WHAT YOU SHOULD DO: Return, character for character, the lines from the one bearing "What data populates" through the end of the material. Omit everything before that line.

Excerpts from a figure dataset:
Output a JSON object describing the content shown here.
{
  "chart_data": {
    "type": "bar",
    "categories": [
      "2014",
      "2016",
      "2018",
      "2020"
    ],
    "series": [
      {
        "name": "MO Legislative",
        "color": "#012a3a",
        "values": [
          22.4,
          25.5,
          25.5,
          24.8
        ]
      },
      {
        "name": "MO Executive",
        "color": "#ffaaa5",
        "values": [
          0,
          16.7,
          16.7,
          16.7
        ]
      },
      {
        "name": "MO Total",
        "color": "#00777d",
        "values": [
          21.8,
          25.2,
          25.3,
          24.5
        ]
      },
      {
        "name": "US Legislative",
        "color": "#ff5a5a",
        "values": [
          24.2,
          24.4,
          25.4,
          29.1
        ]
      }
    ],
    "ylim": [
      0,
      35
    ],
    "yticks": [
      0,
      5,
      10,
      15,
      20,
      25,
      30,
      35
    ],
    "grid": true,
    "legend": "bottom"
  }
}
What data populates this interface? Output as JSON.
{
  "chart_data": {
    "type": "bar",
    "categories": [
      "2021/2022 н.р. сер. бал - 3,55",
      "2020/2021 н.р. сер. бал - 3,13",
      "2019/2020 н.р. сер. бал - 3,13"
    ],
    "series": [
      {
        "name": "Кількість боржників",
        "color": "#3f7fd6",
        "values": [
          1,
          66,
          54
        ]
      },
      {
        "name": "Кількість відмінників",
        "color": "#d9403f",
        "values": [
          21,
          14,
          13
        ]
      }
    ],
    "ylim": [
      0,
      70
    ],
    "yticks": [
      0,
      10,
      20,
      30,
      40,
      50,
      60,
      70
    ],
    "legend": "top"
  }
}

THE SOLUTION:
What data populates this interface? Output as JSON.
{
  "chart_data": {
    "type": "bar",
    "categories": [
      "2021/2022 н.р. сер. бал - 3,55",
      "2020/2021 н.р. сер. бал - 3,13",
      "2019/2020 н.р. сер. бал - 3,13"
    ],
    "series": [
      {
        "name": "Кількість боржників",
        "color": "#3f7fd6",
        "values": [
          1,
          66,
          54
        ]
      },
      {
        "name": "Кількість відмінників",
        "color": "#d9403f",
        "values": [
          21,
          14,
          13
        ]
      }
    ],
    "ylim": [
      0,
      70
    ],
    "yticks": [
      0,
      10,
      20,
      30,
      40,
      50,
      60,
      70
    ],
    "legend": "top"
  }
}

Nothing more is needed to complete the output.